**Work required:** Copy the records that follow exactly as written, but not their pictures.

**Given data:**

──────────

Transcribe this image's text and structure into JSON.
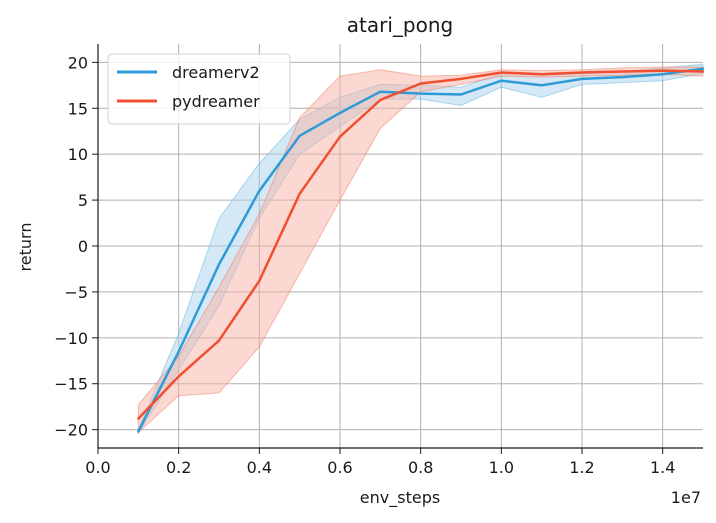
{
  "chart_data": {
    "type": "line",
    "title": "atari_pong",
    "xlabel": "env_steps",
    "ylabel": "return",
    "x_offset_label": "1e7",
    "xlim": [
      0.0,
      1.5
    ],
    "ylim": [
      -22,
      22
    ],
    "x_ticks": [
      0.0,
      0.2,
      0.4,
      0.6,
      0.8,
      1.0,
      1.2,
      1.4
    ],
    "x_tick_labels": [
      "0.0",
      "0.2",
      "0.4",
      "0.6",
      "0.8",
      "1.0",
      "1.2",
      "1.4"
    ],
    "y_ticks": [
      -20,
      -15,
      -10,
      -5,
      0,
      5,
      10,
      15,
      20
    ],
    "y_tick_labels": [
      "−20",
      "−15",
      "−10",
      "−5",
      "0",
      "5",
      "10",
      "15",
      "20"
    ],
    "grid": true,
    "legend_position": "top-left",
    "series": [
      {
        "name": "dreamerv2",
        "color": "#2f9bd6",
        "fill_color": "#a9d4ec",
        "x": [
          0.1,
          0.2,
          0.3,
          0.4,
          0.5,
          0.6,
          0.7,
          0.8,
          0.9,
          1.0,
          1.1,
          1.2,
          1.3,
          1.4,
          1.5
        ],
        "values": [
          -20.2,
          -11.5,
          -2.0,
          6.0,
          12.0,
          14.5,
          16.8,
          16.6,
          16.5,
          18.0,
          17.5,
          18.2,
          18.4,
          18.7,
          19.3
        ],
        "lower": [
          -20.4,
          -13.5,
          -6.5,
          3.0,
          10.0,
          13.0,
          16.0,
          16.0,
          15.3,
          17.3,
          16.2,
          17.6,
          17.8,
          18.0,
          18.8
        ],
        "upper": [
          -20.0,
          -9.5,
          3.0,
          9.0,
          13.8,
          16.2,
          17.6,
          17.5,
          17.3,
          18.8,
          18.8,
          18.8,
          19.0,
          19.4,
          19.8
        ]
      },
      {
        "name": "pydreamer",
        "color": "#f0502f",
        "fill_color": "#f8b4a6",
        "x": [
          0.1,
          0.2,
          0.3,
          0.4,
          0.5,
          0.6,
          0.7,
          0.8,
          0.9,
          1.0,
          1.1,
          1.2,
          1.3,
          1.4,
          1.5
        ],
        "values": [
          -18.8,
          -14.2,
          -10.3,
          -3.8,
          5.7,
          11.9,
          15.9,
          17.7,
          18.2,
          18.9,
          18.7,
          18.9,
          19.0,
          19.1,
          19.0
        ],
        "lower": [
          -20.3,
          -16.3,
          -16.0,
          -11.0,
          -3.0,
          5.0,
          12.8,
          16.8,
          17.6,
          18.5,
          18.4,
          18.5,
          18.6,
          18.7,
          18.5
        ],
        "upper": [
          -17.3,
          -12.0,
          -4.5,
          3.5,
          14.0,
          18.5,
          19.2,
          18.5,
          18.6,
          19.2,
          19.1,
          19.2,
          19.4,
          19.5,
          19.5
        ]
      }
    ]
  }
}
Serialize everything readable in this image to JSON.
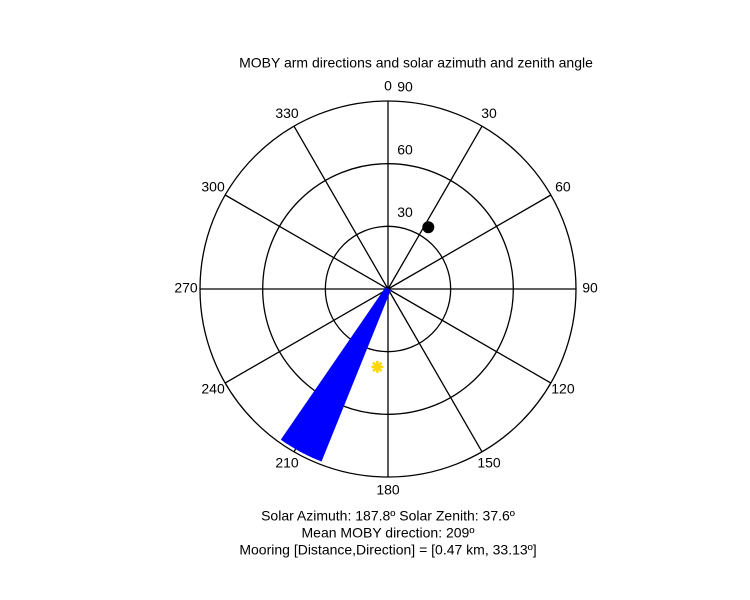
{
  "chart_data": {
    "type": "polar",
    "title": "MOBY arm directions and solar azimuth and zenith angle",
    "rlim": [
      0,
      90
    ],
    "rticks": [
      30,
      60,
      90
    ],
    "theta_ticks": [
      0,
      30,
      60,
      90,
      120,
      150,
      180,
      210,
      240,
      270,
      300,
      330
    ],
    "series": [
      {
        "marker": "ray",
        "color": "#0000ff",
        "theta": [
          202,
          203.5,
          205,
          206.5,
          208,
          209.5,
          211,
          212.5,
          214,
          214.5
        ],
        "r": [
          88.5,
          88.5,
          88.5,
          88.5,
          88.5,
          88.5,
          88.5,
          88.5,
          88.5,
          88.5
        ]
      },
      {
        "marker": "dot",
        "color": "#000000",
        "theta": [
          33.13
        ],
        "r": [
          35.3
        ]
      },
      {
        "marker": "star",
        "color": "#ffd700",
        "theta": [
          187.8
        ],
        "r": [
          37.6
        ]
      }
    ],
    "annotations": [
      "Solar Azimuth: 187.8º   Solar Zenith: 37.6º",
      "Mean MOBY direction: 209º",
      "Mooring [Distance,Direction] = [0.47 km, 33.13º]"
    ]
  }
}
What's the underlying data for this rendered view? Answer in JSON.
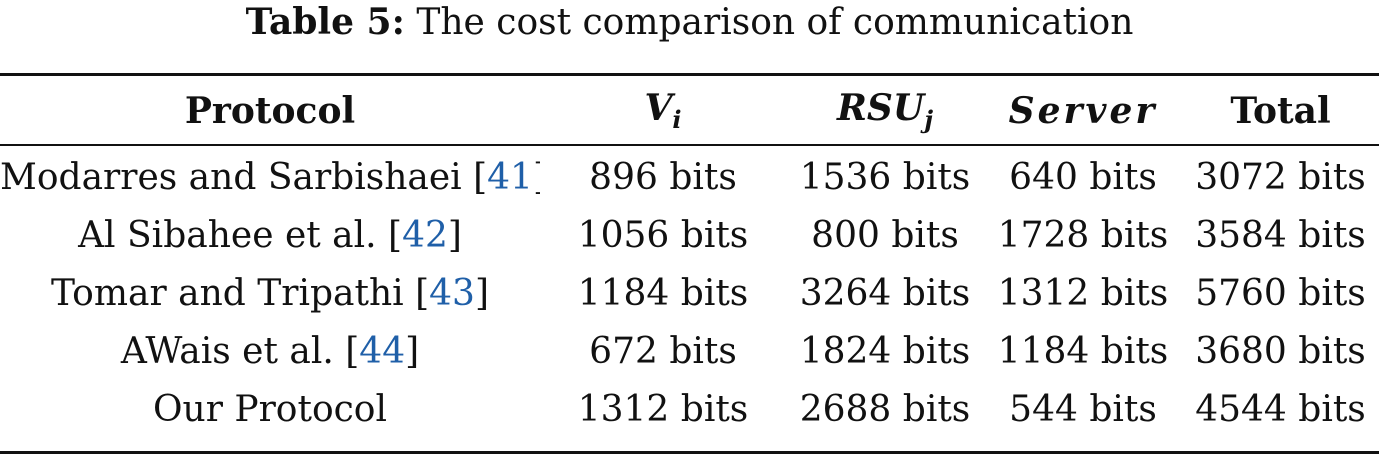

──────────

**Final result:**
Transcribe this image's text and structure into JSON.
{
  "chart_data": {
    "type": "line",
    "title": "atari_pong",
    "xlabel": "env_steps",
    "ylabel": "return",
    "x_offset_label": "1e7",
    "xlim": [
      0.0,
      1.5
    ],
    "ylim": [
      -22,
      22
    ],
    "x_ticks": [
      0.0,
      0.2,
      0.4,
      0.6,
      0.8,
      1.0,
      1.2,
      1.4
    ],
    "x_tick_labels": [
      "0.0",
      "0.2",
      "0.4",
      "0.6",
      "0.8",
      "1.0",
      "1.2",
      "1.4"
    ],
    "y_ticks": [
      -20,
      -15,
      -10,
      -5,
      0,
      5,
      10,
      15,
      20
    ],
    "y_tick_labels": [
      "−20",
      "−15",
      "−10",
      "−5",
      "0",
      "5",
      "10",
      "15",
      "20"
    ],
    "grid": true,
    "legend_position": "top-left",
    "series": [
      {
        "name": "dreamerv2",
        "color": "#2f9bd6",
        "fill_color": "#a9d4ec",
        "x": [
          0.1,
          0.2,
          0.3,
          0.4,
          0.5,
          0.6,
          0.7,
          0.8,
          0.9,
          1.0,
          1.1,
          1.2,
          1.3,
          1.4,
          1.5
        ],
        "values": [
          -20.2,
          -11.5,
          -2.0,
          6.0,
          12.0,
          14.5,
          16.8,
          16.6,
          16.5,
          18.0,
          17.5,
          18.2,
          18.4,
          18.7,
          19.3
        ],
        "lower": [
          -20.4,
          -13.5,
          -6.5,
          3.0,
          10.0,
          13.0,
          16.0,
          16.0,
          15.3,
          17.3,
          16.2,
          17.6,
          17.8,
          18.0,
          18.8
        ],
        "upper": [
          -20.0,
          -9.5,
          3.0,
          9.0,
          13.8,
          16.2,
          17.6,
          17.5,
          17.3,
          18.8,
          18.8,
          18.8,
          19.0,
          19.4,
          19.8
        ]
      },
      {
        "name": "pydreamer",
        "color": "#f0502f",
        "fill_color": "#f8b4a6",
        "x": [
          0.1,
          0.2,
          0.3,
          0.4,
          0.5,
          0.6,
          0.7,
          0.8,
          0.9,
          1.0,
          1.1,
          1.2,
          1.3,
          1.4,
          1.5
        ],
        "values": [
          -18.8,
          -14.2,
          -10.3,
          -3.8,
          5.7,
          11.9,
          15.9,
          17.7,
          18.2,
          18.9,
          18.7,
          18.9,
          19.0,
          19.1,
          19.0
        ],
        "lower": [
          -20.3,
          -16.3,
          -16.0,
          -11.0,
          -3.0,
          5.0,
          12.8,
          16.8,
          17.6,
          18.5,
          18.4,
          18.5,
          18.6,
          18.7,
          18.5
        ],
        "upper": [
          -17.3,
          -12.0,
          -4.5,
          3.5,
          14.0,
          18.5,
          19.2,
          18.5,
          18.6,
          19.2,
          19.1,
          19.2,
          19.4,
          19.5,
          19.5
        ]
      }
    ]
  }
}
Serialize everything readable in this image to JSON.
{
  "chart_data": {
    "type": "polar",
    "title": "MOBY arm directions and solar azimuth and zenith angle",
    "rlim": [
      0,
      90
    ],
    "rticks": [
      30,
      60,
      90
    ],
    "theta_ticks": [
      0,
      30,
      60,
      90,
      120,
      150,
      180,
      210,
      240,
      270,
      300,
      330
    ],
    "series": [
      {
        "marker": "ray",
        "color": "#0000ff",
        "theta": [
          202,
          203.5,
          205,
          206.5,
          208,
          209.5,
          211,
          212.5,
          214,
          214.5
        ],
        "r": [
          88.5,
          88.5,
          88.5,
          88.5,
          88.5,
          88.5,
          88.5,
          88.5,
          88.5,
          88.5
        ]
      },
      {
        "marker": "dot",
        "color": "#000000",
        "theta": [
          33.13
        ],
        "r": [
          35.3
        ]
      },
      {
        "marker": "star",
        "color": "#ffd700",
        "theta": [
          187.8
        ],
        "r": [
          37.6
        ]
      }
    ],
    "annotations": [
      "Solar Azimuth: 187.8º   Solar Zenith: 37.6º",
      "Mean MOBY direction: 209º",
      "Mooring [Distance,Direction] = [0.47 km, 33.13º]"
    ]
  }
}
What's the underlying data for this rendered view? Answer in JSON.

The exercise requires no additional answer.